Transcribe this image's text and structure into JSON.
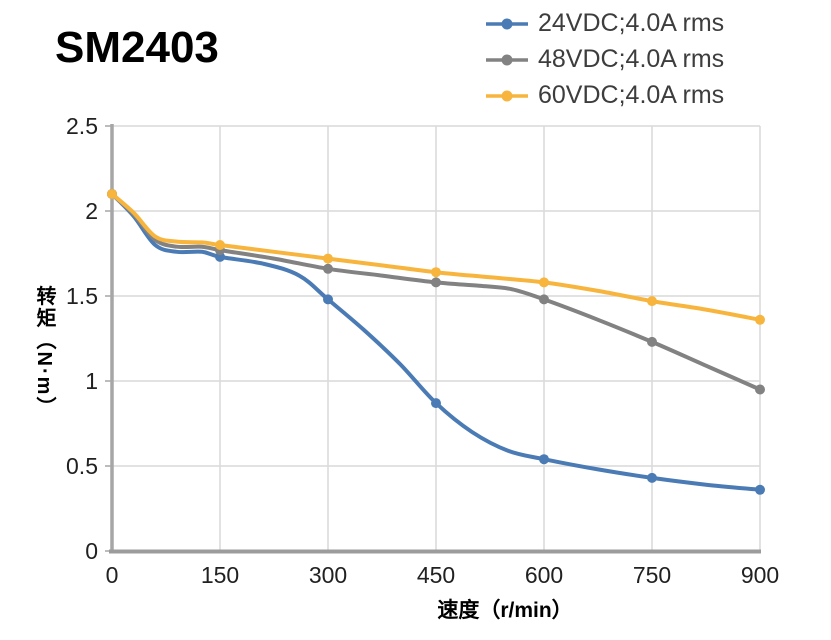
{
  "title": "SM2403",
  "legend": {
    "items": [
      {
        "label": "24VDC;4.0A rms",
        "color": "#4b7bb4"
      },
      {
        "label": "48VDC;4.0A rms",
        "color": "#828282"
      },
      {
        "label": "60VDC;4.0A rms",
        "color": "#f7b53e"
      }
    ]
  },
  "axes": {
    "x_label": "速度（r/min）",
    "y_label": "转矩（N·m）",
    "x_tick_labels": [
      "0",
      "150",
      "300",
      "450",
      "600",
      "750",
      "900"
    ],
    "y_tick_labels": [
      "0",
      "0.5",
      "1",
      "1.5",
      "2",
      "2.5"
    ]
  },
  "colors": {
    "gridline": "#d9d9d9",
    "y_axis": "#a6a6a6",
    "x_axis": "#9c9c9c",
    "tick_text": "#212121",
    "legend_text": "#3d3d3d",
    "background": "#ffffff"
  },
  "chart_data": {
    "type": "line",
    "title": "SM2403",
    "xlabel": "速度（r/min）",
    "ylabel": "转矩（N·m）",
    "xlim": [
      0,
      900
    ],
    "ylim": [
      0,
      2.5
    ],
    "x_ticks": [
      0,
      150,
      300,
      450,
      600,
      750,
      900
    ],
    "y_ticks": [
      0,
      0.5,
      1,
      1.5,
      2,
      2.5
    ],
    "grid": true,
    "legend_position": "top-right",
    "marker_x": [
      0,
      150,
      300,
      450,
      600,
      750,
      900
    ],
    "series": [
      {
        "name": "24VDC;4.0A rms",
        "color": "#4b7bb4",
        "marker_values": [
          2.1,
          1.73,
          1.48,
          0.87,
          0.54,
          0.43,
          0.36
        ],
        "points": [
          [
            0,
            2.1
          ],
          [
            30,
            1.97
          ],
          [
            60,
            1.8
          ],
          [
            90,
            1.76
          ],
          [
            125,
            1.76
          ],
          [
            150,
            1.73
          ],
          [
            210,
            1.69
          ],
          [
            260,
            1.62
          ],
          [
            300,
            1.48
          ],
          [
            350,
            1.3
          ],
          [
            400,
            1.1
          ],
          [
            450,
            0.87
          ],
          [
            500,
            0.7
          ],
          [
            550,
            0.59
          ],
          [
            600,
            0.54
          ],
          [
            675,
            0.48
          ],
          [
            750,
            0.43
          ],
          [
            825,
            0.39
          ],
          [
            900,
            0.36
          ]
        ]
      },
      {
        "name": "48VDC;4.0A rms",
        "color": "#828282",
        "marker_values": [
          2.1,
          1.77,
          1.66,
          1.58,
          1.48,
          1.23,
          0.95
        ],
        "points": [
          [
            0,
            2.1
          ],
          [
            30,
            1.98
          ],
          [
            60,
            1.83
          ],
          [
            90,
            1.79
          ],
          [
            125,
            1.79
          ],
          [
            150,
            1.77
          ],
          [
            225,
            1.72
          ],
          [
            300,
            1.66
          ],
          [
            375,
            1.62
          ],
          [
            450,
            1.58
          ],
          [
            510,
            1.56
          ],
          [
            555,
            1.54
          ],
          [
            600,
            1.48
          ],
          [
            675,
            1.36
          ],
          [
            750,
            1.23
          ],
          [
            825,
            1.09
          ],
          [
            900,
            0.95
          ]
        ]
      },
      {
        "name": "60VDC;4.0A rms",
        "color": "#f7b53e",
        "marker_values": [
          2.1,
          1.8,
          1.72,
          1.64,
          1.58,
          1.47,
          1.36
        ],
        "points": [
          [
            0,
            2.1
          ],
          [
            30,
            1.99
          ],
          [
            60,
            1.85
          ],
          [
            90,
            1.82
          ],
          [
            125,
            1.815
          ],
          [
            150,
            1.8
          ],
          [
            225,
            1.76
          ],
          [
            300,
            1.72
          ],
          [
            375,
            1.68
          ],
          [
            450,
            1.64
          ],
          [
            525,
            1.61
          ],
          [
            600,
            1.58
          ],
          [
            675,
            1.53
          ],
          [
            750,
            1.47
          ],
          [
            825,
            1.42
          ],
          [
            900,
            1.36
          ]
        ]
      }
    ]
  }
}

# Problem:
Answer with one number: how many lines in the listing hold "name".

# Problem solution:
3